(DO THIS):
From the material below, list every line containing "through".
· · ·
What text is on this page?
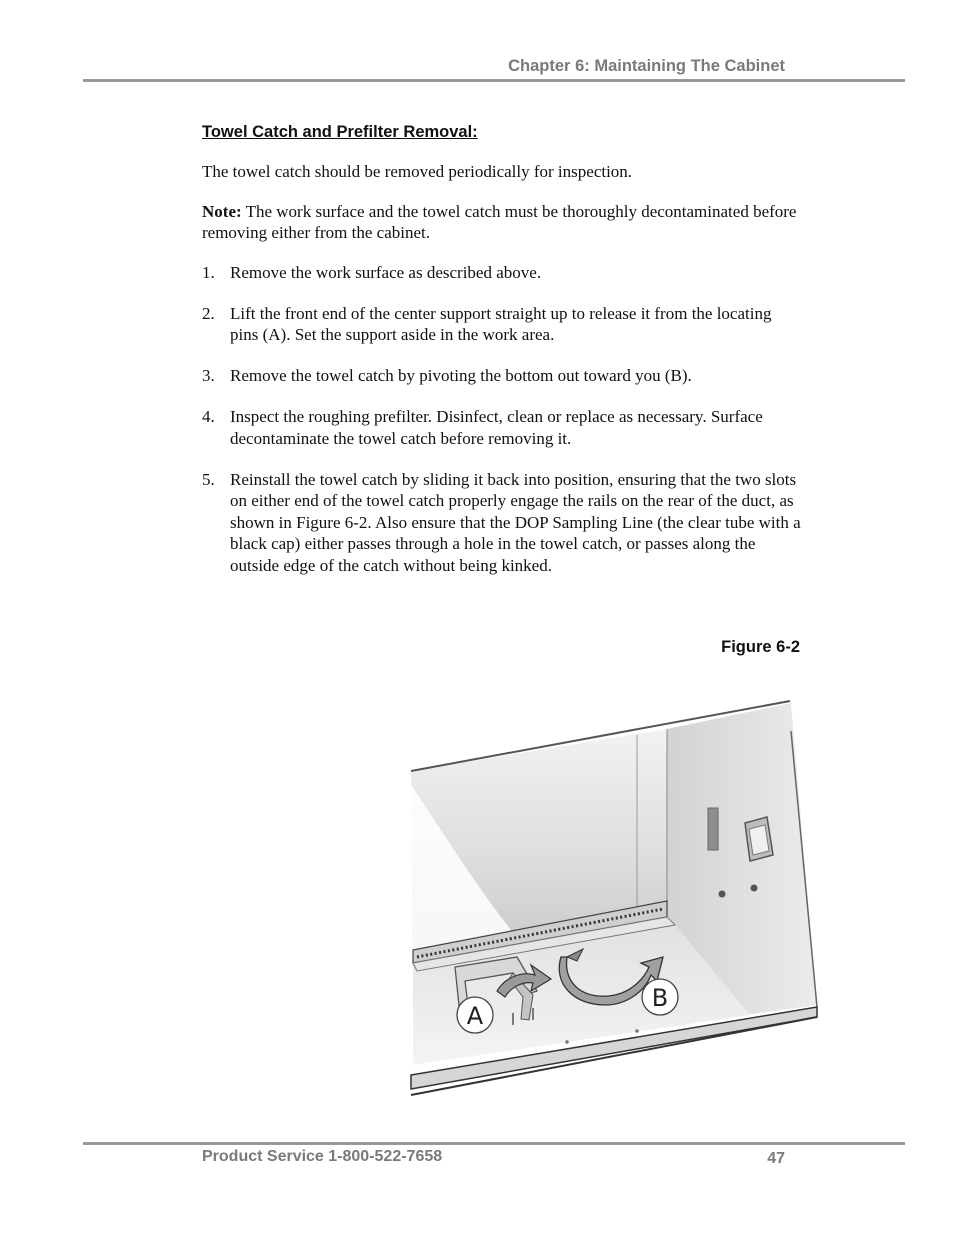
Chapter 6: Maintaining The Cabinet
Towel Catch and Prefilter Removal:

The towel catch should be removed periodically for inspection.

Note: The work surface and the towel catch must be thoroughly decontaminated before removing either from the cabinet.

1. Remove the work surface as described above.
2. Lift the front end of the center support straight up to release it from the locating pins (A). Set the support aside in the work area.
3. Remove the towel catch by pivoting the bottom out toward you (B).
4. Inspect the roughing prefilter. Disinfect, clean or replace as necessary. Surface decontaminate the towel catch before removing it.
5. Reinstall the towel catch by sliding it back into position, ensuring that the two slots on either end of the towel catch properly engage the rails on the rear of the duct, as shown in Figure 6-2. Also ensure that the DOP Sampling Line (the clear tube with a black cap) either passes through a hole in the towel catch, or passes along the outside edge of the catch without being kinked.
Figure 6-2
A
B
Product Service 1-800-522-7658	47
· · ·
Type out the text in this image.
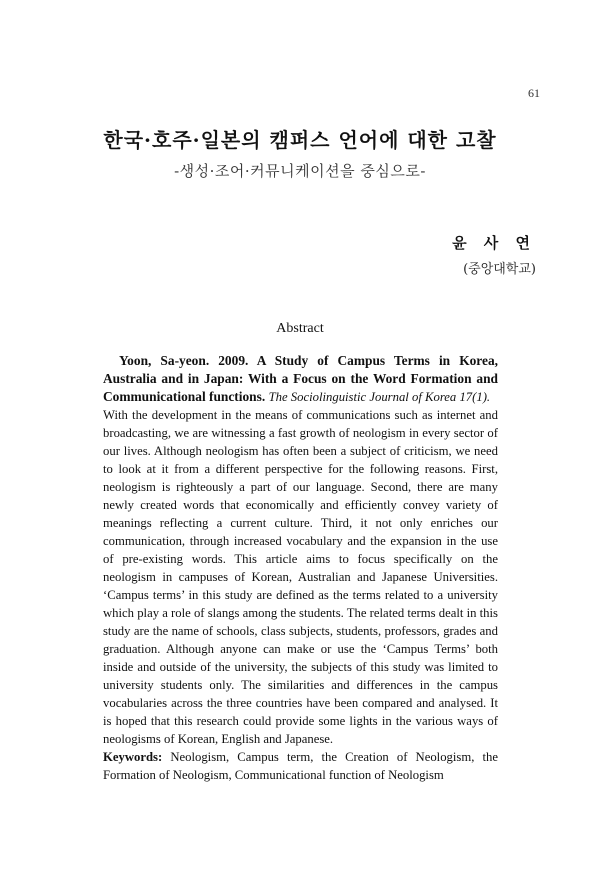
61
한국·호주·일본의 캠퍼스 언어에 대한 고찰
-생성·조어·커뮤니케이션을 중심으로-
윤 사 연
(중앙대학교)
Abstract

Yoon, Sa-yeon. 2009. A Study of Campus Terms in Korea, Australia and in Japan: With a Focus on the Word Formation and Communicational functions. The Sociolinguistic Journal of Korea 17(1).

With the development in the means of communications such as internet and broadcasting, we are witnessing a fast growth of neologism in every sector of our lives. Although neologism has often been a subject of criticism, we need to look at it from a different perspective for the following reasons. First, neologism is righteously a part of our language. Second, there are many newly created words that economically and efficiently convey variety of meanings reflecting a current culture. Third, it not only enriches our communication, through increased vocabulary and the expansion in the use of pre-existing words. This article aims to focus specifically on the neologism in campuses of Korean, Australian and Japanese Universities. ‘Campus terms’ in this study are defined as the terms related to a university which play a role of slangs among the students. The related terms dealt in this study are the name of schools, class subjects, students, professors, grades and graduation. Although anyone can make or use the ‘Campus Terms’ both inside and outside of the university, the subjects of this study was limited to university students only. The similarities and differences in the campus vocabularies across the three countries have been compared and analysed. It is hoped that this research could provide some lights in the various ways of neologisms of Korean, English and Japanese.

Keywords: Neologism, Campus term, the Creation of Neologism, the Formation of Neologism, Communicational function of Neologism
· · ·
(RESPONSE TO THIS EXERCISE):
5. Reinstall the towel catch by sliding it back into position, ensuring that the two slots on either end of the towel catch properly engage the rails on the rear of the duct, as shown in Figure 6-2. Also ensure that the DOP Sampling Line (the clear tube with a black cap) either passes through a hole in the towel catch, or passes along the outside edge of the catch without being kinked.
With the development in the means of communications such as internet and broadcasting, we are witnessing a fast growth of neologism in every sector of our lives. Although neologism has often been a subject of criticism, we need to look at it from a different perspective for the following reasons. First, neologism is righteously a part of our language. Second, there are many newly created words that economically and efficiently convey variety of meanings reflecting a current culture. Third, it not only enriches our communication, through increased vocabulary and the expansion in the use of pre-existing words. This article aims to focus specifically on the neologism in campuses of Korean, Australian and Japanese Universities. ‘Campus terms’ in this study are defined as the terms related to a university which play a role of slangs among the students. The related terms dealt in this study are the name of schools, class subjects, students, professors, grades and graduation. Although anyone can make or use the ‘Campus Terms’ both inside and outside of the university, the subjects of this study was limited to university students only. The similarities and differences in the campus vocabularies across the three countries have been compared and analysed. It is hoped that this research could provide some lights in the various ways of neologisms of Korean, English and Japanese.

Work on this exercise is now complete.